* _Raw records_
##############################

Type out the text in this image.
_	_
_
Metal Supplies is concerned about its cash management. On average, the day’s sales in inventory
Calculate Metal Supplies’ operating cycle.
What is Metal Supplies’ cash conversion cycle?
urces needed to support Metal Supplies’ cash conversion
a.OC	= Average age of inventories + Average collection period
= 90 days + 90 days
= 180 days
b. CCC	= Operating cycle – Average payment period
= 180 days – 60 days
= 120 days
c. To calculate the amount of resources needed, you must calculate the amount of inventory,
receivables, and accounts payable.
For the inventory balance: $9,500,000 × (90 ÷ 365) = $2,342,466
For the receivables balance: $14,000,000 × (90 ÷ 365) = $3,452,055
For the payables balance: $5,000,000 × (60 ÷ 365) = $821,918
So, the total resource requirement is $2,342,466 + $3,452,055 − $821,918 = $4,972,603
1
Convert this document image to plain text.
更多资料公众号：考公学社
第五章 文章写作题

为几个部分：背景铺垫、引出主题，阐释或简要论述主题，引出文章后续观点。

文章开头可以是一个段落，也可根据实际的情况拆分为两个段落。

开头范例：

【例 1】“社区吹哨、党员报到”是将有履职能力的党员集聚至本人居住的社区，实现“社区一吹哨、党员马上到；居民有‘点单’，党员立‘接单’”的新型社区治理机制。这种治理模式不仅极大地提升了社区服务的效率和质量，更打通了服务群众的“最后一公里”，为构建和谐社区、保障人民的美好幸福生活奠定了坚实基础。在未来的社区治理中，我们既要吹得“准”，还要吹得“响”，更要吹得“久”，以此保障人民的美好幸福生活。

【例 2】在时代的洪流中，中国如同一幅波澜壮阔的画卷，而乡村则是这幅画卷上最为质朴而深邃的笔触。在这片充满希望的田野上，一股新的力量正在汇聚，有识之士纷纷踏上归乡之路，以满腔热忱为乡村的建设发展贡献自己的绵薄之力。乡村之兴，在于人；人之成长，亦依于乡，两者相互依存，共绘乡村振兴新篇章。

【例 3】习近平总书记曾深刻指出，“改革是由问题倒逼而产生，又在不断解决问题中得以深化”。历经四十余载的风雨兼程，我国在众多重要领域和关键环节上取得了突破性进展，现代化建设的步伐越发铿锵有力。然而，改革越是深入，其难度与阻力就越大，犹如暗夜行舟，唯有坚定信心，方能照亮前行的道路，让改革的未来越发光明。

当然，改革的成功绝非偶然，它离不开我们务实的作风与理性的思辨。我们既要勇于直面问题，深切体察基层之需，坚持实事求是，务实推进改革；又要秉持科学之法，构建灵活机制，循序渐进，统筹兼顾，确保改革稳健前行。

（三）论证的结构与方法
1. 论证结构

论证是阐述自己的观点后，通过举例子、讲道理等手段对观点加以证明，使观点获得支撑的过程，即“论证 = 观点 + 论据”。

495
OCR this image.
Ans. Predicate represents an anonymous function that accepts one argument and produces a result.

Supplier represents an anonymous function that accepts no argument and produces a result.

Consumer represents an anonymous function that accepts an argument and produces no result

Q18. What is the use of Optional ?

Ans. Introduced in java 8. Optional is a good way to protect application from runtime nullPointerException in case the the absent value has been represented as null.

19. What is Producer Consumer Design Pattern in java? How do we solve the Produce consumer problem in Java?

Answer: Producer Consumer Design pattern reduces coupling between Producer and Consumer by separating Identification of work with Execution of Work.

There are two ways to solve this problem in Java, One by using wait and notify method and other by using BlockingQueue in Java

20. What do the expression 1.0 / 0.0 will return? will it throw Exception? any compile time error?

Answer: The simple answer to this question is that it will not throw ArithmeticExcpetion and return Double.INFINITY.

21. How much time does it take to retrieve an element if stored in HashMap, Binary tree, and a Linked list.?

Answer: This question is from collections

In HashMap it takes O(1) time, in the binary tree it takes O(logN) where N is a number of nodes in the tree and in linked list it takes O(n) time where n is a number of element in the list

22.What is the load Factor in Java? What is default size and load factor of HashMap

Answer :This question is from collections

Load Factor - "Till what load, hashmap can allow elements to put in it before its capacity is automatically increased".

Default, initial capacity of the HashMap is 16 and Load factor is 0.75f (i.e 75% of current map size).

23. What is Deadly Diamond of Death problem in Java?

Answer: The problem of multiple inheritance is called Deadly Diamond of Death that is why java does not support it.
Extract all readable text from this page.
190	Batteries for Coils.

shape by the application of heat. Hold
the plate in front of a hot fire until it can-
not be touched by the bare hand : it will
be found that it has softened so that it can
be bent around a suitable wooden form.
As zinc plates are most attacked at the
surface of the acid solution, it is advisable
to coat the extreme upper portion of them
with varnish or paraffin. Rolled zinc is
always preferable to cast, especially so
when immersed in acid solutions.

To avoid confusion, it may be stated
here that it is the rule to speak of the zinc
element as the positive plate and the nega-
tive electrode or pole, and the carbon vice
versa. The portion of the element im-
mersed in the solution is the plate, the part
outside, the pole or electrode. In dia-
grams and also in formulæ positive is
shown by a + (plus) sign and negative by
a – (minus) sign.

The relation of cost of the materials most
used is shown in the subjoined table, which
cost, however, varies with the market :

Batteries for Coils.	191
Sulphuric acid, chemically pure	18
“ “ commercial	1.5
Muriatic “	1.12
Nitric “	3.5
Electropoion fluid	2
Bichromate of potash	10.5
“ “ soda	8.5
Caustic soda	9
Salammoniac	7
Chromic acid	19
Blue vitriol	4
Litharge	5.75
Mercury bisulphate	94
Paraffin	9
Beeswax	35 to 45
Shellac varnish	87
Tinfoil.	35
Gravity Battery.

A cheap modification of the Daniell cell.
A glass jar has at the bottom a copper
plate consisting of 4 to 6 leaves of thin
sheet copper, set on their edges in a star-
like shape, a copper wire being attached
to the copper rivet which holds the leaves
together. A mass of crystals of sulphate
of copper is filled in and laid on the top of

##############################

* _YOUR TASK_
Looking at the data above, how many lines hold the word "electrode"? Respond with the number alone.

* _EXERCISE RESPONSE_
2